» Source text
________

Why aren’t Americans happier about the economy?

construction workers prepare steel for a crane at the site of JPMorgan Chase‘s new 1,388-foot headquarters at 270 Park Avenue in Midtown East on May 18, 2023 in New York City.
‘According to the Gallup economic confidence index, Americans haven’t felt this bad about the economy since the financial crisis of 2008 and 2009.’ Photograph: Spencer Platt/Getty Images

It’s a Goldilocks economy – not too hot to spur inflation, not too cool to invite recession.

On Friday, the labor department announced that the US economy added 209,000 jobs in June.

It was the 30th consecutive month of job gains. The unemployment rate dipped to 3.6%

Last Thursday we learned that the US economy grew at an annualized 2% rate in the first quarter of this year. That’s well above economists’ expectations of around 1.4%.

But if you haven’t received this news, you’re not alone. Good economic news doesn’t make it through the negative sludge of Fox News or Newsmax. It barely gets through the mainstream media.

You want some additional good news? In the four years of Donald Trump’s administration, total investment on manufacturing facilities grew by 5%. During the first two years of Biden’s administration, manufacturing investment more than doubled.

This has created about 800,000 manufacturing jobs.

These remarkable results are the outcome of Biden policies – the Inflation Reduction Act and its green technology provisions, the infrastructure bill and the Chips Act.

What about inflation? Yes, Biden’s stimulative spending did boost prices. But the big news that’s not getting through to most Americans is that inflation has been dropping. It has declined significantly from its mid-2022 highs above 9%.

Consumer prices are now rising by about 4.9% annually – still a problem but not nearly the problem it was.

Much of the remaining inflation is due to outsized corporate profit margins. The IMF recently found that almost half the increase in Europe’s inflation over the past two years is due to rising corporate profits.

I wish Biden would make an issue of those profit margins. They’re enriching those at the top while imposing a big penalty on everyone else.

And wages? For a while, real (adjusted for inflation) wages were falling, but now that inflation is subsiding, real wages are picking up again.

So why do so many Americans continue to think the economy is awful?

According to the Gallup economic confidence index, Americans haven’t felt this bad about the economy since the financial crisis of 2008 and 2009. The University of Michigan’s Consumer Sentiment Index is similarly downbeat.

In an NBC News survey conducted a few weeks ago, at least 74% of Americans said the country is on the wrong track.

Given all this, it’s not surprising that Joe Biden’s approval numbers have been stuck at around 43%.

History shows that incumbent presidents tend not to be re-elected when about 70% of Americans think the country is on the wrong track. (They tend to win when fewer than half of Americans think that.)

So, the obvious question is, why are Americans feeling so bad about an economy that’s actually damned good?

________

» Record excerpts

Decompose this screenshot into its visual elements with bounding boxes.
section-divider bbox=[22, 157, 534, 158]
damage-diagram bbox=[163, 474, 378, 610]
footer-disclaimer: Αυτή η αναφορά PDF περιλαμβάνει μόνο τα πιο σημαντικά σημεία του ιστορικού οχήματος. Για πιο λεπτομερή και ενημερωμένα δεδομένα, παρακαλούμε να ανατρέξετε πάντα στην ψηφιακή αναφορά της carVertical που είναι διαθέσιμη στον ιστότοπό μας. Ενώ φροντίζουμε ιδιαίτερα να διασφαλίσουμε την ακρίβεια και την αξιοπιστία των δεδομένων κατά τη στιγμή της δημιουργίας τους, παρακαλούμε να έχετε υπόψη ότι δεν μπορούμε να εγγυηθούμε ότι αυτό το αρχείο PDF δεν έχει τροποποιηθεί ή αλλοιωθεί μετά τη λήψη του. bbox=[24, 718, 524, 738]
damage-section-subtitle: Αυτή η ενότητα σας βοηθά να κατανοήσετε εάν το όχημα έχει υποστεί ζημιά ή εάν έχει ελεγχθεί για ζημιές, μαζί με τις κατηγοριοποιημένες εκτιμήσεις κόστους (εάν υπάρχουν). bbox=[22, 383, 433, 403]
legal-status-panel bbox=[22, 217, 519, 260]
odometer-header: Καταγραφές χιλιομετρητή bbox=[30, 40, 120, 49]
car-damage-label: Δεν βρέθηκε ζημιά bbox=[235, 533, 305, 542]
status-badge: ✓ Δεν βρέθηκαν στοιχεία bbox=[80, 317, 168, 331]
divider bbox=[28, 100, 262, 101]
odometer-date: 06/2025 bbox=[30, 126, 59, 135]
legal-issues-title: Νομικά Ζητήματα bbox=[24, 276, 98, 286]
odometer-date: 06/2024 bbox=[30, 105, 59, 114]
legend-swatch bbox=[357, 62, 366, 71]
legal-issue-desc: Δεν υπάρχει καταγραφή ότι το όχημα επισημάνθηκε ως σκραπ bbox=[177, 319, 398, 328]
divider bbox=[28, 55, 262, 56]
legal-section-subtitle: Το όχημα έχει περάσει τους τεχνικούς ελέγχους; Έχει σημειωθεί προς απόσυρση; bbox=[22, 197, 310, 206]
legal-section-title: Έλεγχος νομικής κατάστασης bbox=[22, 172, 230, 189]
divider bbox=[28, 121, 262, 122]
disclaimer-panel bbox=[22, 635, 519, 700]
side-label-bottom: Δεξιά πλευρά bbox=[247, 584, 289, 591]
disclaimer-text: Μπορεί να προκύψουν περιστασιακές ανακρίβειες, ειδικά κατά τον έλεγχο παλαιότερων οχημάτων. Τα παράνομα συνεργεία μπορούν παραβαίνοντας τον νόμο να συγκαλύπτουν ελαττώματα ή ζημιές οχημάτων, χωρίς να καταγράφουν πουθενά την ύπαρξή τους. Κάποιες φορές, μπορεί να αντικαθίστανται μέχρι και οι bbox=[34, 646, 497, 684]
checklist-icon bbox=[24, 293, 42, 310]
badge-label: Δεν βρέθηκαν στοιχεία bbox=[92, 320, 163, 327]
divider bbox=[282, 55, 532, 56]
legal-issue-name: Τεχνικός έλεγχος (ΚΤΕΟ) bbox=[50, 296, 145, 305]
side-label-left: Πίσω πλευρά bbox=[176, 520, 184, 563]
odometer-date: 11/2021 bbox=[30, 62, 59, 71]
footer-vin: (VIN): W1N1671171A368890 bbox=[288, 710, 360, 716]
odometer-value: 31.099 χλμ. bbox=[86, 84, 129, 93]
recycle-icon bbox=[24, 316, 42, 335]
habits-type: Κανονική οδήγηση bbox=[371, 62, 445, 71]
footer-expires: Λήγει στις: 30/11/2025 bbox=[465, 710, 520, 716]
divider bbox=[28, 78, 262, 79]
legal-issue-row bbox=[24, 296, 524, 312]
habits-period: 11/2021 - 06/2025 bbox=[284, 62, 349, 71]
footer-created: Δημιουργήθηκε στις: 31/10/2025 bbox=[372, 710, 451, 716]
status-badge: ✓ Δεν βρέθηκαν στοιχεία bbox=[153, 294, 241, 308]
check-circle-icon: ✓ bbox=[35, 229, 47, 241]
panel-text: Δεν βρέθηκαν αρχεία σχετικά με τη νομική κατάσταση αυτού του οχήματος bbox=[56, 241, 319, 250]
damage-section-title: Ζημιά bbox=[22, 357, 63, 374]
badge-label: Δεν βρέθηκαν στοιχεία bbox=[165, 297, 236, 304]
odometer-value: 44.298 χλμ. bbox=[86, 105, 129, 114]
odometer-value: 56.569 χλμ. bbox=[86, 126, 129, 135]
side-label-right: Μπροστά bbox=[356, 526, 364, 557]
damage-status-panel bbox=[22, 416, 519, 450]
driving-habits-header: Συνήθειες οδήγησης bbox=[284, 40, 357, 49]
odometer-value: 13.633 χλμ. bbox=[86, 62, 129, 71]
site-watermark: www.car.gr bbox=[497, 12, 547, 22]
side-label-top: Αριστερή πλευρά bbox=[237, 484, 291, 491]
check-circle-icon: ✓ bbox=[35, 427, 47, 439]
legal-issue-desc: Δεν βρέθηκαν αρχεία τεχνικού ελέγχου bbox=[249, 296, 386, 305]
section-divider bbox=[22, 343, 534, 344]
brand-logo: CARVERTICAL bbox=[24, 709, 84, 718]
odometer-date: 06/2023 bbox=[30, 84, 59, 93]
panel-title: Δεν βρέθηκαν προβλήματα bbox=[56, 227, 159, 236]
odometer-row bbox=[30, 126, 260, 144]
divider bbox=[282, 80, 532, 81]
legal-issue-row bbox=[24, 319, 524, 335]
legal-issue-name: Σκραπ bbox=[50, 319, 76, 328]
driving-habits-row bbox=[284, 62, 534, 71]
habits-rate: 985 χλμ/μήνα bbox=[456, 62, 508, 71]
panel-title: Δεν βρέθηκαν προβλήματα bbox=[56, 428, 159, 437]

________

Write out the passage from the economy article word for word, starting with "It was the 30th" and going on through "the mainstream media.".

» Solution for this problem
It was the 30th consecutive month of job gains. The unemployment rate dipped to 3.6%

Last Thursday we learned that the US economy grew at an annualized 2% rate in the first quarter of this year. That’s well above economists’ expectations of around 1.4%.

But if you haven’t received this news, you’re not alone. Good economic news doesn’t make it through the negative sludge of Fox News or Newsmax. It barely gets through the mainstream media.